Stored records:
* Begin *

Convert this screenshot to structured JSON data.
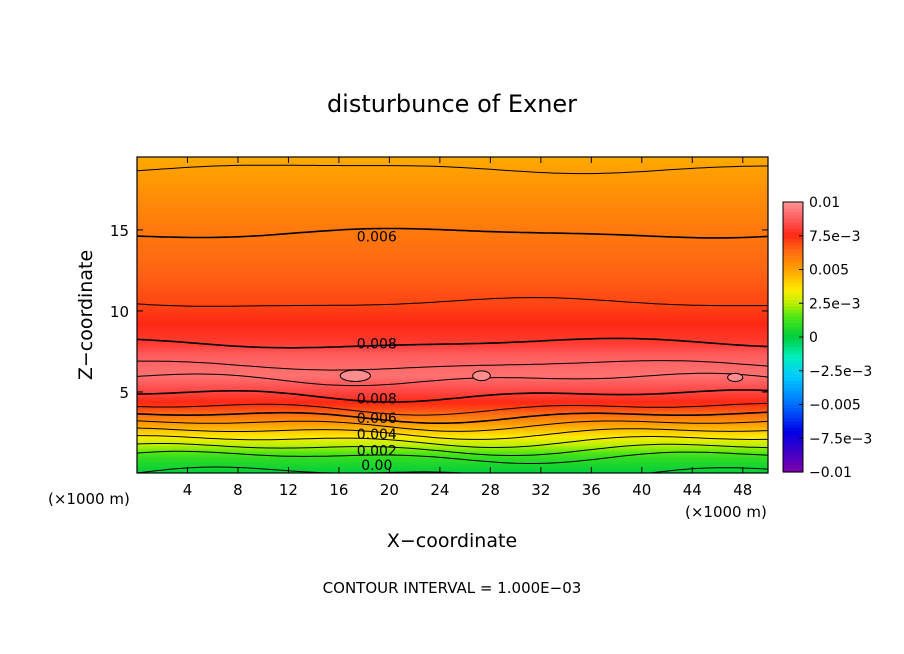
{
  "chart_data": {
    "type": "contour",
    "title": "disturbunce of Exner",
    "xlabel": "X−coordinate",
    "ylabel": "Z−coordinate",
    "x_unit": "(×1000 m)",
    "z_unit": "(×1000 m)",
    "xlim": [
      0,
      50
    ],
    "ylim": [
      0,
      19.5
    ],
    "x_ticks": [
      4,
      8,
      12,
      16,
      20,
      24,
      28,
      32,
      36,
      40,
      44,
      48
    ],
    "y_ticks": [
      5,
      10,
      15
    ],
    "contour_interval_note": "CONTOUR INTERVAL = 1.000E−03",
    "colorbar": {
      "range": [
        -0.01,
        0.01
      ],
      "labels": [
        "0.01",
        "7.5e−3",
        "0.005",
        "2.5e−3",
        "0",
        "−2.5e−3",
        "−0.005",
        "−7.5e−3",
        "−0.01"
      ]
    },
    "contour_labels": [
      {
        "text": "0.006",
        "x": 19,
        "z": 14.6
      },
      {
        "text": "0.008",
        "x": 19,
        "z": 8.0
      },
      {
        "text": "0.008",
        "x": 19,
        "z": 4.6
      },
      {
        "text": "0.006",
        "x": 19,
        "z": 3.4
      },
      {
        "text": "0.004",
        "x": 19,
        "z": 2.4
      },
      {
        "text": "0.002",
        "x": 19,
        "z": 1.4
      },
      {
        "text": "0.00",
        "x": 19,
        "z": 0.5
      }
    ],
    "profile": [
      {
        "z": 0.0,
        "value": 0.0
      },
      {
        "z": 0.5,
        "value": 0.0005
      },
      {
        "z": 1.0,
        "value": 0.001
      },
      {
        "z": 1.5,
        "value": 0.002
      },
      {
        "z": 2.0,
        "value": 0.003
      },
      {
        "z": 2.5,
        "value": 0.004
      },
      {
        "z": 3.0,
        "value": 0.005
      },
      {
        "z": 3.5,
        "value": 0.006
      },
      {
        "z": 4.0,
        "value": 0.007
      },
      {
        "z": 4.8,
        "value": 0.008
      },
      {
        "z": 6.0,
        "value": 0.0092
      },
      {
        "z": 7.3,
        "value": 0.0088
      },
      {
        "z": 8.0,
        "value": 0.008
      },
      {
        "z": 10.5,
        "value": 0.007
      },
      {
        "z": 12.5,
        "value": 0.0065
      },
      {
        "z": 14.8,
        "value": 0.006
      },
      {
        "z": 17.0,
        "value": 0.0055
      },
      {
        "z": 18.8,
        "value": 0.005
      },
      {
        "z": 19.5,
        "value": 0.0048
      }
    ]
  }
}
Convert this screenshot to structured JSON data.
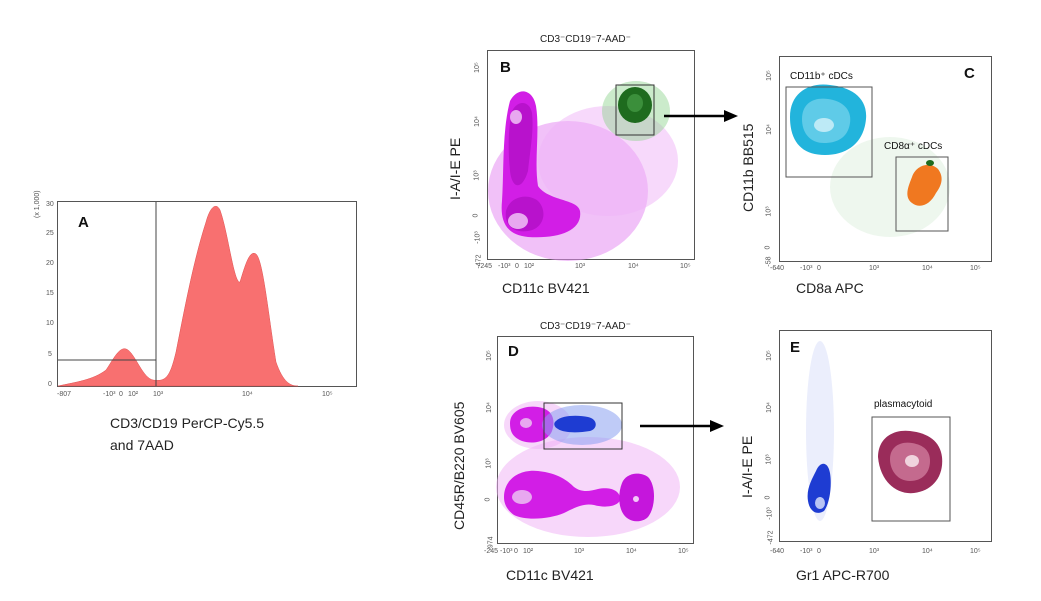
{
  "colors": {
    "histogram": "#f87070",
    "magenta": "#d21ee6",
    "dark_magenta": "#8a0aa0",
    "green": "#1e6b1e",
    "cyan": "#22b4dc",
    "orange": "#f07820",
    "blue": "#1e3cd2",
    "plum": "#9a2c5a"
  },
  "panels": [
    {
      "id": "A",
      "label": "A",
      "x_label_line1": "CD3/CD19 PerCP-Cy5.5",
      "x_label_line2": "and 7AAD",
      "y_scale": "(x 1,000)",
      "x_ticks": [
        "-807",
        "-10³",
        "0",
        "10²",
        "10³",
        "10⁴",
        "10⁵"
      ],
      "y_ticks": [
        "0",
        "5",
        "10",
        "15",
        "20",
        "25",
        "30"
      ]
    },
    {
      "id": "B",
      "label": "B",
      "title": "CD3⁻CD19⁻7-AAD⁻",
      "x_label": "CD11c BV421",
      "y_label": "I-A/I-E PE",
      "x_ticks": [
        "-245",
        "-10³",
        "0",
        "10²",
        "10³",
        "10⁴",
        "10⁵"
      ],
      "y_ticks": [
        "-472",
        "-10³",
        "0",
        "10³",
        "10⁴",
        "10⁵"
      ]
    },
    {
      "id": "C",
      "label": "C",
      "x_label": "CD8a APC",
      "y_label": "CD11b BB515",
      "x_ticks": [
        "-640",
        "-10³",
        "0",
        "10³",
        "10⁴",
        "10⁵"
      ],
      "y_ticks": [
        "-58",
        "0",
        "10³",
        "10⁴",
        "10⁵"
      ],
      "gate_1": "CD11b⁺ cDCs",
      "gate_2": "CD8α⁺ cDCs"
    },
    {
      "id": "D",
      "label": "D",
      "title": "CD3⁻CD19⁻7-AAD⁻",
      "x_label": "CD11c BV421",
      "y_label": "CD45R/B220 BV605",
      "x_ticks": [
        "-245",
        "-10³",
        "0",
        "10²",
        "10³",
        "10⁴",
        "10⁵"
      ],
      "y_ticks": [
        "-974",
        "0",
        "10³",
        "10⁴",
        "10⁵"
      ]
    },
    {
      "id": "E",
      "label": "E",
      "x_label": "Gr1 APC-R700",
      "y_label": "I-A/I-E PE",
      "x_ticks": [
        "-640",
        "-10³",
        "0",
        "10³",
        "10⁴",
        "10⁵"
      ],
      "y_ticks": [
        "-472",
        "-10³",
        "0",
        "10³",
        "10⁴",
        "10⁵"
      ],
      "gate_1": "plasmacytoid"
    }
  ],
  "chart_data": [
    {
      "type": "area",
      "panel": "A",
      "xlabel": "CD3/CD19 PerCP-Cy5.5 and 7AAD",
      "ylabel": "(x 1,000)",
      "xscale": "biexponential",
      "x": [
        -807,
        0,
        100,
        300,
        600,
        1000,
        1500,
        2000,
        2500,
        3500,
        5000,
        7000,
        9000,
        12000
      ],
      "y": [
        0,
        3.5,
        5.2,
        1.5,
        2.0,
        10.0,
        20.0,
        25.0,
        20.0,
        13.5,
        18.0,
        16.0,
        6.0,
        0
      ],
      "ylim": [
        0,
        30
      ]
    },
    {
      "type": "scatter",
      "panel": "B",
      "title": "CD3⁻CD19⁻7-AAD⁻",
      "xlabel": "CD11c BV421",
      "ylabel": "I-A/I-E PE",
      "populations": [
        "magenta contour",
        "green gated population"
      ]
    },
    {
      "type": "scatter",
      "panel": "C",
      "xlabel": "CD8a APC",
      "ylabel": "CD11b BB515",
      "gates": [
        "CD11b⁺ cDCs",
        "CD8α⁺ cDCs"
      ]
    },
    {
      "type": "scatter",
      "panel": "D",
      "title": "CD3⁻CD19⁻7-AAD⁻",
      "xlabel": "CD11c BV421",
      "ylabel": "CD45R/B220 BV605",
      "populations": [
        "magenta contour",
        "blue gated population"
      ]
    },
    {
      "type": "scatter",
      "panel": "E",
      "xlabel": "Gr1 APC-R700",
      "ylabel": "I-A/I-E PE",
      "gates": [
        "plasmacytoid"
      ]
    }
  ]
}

* End *
* Begin *

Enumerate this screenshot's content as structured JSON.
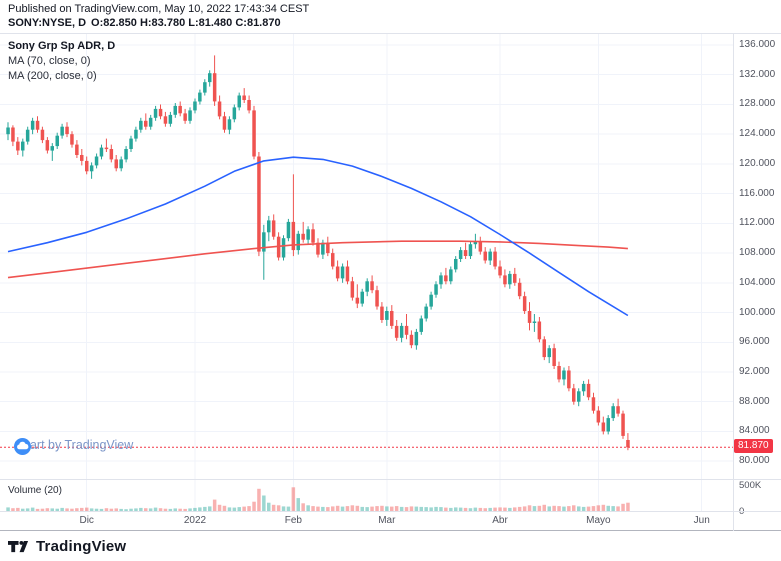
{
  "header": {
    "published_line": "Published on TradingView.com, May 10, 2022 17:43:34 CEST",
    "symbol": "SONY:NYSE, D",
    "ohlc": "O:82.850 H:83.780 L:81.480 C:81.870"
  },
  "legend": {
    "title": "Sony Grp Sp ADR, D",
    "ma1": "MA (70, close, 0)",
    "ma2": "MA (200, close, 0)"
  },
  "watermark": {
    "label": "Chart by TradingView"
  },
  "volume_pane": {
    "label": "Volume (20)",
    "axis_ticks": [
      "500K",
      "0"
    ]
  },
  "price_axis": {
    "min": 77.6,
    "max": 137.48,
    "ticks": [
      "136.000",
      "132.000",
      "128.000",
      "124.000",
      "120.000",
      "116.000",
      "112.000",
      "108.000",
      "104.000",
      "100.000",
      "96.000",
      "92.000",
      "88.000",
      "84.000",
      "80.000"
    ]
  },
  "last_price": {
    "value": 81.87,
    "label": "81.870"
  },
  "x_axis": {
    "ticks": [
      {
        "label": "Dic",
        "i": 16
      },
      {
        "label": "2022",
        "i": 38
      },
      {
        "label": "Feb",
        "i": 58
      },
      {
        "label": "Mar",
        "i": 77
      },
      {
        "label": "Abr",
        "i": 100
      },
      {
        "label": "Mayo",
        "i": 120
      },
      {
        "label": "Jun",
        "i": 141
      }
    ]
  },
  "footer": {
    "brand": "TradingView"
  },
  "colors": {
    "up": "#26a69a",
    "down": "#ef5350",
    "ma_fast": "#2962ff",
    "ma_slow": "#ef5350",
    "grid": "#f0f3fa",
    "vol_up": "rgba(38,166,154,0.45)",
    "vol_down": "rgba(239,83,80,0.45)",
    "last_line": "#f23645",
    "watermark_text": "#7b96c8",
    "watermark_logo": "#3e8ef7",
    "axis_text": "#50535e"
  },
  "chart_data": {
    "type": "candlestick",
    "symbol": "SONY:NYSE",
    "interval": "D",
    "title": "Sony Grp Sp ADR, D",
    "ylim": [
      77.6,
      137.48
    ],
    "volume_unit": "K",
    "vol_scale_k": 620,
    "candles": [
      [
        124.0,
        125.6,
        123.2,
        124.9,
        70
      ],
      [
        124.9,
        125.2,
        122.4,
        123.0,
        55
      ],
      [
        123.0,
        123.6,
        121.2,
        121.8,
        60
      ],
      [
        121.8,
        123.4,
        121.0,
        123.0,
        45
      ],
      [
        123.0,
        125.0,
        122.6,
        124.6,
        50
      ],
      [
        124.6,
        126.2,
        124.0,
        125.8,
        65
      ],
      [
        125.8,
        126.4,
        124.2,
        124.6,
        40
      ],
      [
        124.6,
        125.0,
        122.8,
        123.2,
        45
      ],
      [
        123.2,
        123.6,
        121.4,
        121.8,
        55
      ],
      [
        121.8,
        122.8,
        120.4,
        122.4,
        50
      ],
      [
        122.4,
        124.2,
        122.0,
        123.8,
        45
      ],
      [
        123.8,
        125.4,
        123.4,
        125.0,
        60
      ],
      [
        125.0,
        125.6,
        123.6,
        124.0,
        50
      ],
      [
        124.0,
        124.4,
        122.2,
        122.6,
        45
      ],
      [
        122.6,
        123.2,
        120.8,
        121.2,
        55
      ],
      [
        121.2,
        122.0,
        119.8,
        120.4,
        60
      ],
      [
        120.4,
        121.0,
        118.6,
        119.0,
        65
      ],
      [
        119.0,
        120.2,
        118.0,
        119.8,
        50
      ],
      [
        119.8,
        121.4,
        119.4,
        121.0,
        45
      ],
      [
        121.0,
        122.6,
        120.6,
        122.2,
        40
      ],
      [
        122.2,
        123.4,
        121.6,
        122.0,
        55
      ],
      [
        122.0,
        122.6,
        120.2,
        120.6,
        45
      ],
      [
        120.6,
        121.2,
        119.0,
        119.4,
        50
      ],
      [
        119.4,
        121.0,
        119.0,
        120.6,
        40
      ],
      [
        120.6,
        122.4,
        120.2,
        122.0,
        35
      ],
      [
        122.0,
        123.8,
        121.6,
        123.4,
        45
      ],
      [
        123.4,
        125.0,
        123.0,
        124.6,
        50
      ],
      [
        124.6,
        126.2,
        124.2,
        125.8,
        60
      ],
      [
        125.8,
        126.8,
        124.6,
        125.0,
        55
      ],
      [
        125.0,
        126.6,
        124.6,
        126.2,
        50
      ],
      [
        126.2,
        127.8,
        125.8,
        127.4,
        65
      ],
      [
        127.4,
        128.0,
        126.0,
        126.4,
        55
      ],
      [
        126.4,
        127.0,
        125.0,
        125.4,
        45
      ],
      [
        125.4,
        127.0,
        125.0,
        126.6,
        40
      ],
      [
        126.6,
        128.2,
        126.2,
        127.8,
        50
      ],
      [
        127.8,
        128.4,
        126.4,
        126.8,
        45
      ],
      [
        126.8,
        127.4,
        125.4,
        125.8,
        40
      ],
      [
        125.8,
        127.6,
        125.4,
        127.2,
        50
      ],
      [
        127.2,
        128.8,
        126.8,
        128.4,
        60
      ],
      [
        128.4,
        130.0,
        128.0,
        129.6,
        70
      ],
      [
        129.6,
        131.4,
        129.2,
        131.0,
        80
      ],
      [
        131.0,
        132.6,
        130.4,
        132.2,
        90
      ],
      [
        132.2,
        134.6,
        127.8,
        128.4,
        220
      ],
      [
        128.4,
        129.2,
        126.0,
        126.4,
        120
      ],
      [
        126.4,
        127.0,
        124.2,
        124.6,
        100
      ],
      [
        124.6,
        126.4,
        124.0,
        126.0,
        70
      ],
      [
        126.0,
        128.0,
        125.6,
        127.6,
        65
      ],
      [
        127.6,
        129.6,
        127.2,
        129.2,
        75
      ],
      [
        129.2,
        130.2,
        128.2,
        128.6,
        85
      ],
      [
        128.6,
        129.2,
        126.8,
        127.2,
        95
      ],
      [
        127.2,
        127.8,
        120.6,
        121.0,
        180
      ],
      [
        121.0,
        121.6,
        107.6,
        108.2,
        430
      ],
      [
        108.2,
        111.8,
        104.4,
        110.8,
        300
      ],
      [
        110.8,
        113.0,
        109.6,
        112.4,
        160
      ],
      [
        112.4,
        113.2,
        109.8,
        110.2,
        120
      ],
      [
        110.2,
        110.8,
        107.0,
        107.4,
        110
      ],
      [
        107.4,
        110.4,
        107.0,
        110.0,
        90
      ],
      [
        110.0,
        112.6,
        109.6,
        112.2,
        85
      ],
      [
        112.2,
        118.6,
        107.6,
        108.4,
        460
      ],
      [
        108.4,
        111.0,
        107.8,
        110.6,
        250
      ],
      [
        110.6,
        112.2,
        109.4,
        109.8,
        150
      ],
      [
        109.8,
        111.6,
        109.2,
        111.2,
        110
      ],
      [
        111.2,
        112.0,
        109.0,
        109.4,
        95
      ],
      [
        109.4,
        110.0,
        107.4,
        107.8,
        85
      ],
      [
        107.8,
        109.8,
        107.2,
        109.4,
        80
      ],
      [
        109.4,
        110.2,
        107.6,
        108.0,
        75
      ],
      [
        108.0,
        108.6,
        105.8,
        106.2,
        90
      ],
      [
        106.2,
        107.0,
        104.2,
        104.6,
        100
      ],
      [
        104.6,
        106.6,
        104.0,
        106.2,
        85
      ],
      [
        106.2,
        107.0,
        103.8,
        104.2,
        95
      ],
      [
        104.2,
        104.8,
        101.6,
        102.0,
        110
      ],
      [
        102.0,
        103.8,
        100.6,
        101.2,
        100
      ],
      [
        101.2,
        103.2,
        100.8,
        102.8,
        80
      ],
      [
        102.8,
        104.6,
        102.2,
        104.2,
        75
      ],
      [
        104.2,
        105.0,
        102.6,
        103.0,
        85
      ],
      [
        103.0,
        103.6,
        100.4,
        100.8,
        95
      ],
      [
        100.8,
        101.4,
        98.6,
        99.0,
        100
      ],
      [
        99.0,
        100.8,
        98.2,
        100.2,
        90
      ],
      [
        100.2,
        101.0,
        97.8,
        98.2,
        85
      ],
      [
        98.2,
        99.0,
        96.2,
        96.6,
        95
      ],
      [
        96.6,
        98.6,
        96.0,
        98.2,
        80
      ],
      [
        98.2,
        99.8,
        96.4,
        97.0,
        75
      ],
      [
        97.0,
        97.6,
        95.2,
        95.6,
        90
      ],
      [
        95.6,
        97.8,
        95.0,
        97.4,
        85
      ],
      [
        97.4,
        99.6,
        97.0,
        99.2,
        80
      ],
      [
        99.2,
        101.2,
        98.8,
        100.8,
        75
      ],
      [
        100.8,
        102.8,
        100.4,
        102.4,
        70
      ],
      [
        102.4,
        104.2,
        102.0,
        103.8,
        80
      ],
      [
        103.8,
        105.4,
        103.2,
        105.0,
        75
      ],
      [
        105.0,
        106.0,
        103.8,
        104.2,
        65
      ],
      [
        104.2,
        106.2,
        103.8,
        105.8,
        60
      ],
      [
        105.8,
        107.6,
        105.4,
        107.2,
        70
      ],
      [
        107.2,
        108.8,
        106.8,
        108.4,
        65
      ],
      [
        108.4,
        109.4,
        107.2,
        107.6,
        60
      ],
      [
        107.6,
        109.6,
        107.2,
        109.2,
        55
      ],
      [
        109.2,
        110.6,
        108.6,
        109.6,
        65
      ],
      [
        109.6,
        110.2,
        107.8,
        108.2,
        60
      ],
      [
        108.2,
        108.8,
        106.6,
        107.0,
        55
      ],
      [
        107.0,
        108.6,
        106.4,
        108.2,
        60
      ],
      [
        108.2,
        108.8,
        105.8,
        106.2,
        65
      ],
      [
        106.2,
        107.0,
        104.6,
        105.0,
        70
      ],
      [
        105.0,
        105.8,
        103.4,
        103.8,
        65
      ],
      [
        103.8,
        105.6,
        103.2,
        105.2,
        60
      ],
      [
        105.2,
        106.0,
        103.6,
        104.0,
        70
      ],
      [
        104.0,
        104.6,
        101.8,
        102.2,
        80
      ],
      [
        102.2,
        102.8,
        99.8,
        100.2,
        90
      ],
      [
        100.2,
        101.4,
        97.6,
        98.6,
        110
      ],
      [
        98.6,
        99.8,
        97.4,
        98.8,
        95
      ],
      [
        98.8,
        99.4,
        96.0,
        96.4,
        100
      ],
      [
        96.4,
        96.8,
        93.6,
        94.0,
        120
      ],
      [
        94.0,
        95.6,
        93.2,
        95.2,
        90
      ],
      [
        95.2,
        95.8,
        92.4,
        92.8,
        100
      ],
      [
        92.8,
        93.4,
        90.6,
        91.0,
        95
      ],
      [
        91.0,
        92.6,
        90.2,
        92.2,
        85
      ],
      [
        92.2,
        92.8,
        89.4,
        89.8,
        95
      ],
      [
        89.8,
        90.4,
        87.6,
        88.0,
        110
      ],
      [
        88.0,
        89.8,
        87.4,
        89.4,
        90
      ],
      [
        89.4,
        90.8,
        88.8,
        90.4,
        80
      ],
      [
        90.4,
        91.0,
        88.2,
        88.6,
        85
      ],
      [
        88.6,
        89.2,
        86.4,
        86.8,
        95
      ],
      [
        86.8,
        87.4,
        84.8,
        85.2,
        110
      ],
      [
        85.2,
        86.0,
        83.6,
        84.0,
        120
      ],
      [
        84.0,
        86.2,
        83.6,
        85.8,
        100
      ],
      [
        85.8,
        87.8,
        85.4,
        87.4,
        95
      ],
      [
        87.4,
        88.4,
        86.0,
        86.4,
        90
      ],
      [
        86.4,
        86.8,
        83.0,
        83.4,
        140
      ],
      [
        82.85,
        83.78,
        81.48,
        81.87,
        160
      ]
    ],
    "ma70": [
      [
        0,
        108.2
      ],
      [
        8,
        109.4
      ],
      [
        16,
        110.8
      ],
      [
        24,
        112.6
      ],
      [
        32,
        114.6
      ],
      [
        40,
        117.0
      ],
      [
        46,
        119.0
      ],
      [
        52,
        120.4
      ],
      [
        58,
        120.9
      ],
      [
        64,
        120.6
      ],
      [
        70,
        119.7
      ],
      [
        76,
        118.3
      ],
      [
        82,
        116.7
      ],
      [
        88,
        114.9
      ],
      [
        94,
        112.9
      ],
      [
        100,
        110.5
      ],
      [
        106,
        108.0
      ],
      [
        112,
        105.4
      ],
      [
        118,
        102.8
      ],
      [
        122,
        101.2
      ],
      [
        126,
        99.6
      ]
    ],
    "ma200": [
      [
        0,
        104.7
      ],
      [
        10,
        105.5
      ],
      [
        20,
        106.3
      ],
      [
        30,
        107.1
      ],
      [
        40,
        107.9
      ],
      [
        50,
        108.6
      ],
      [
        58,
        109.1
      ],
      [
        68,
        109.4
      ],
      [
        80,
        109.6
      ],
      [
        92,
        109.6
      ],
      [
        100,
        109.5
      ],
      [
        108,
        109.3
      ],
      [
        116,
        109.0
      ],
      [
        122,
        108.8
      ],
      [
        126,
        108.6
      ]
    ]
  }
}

* End *

#### GIVEN PROBLEM
Select the lines in this material that hold the word "coordinate", leaving none out.

#### THE OUTPUT
    "xlabel": "X−coordinate",
    "ylabel": "Z−coordinate",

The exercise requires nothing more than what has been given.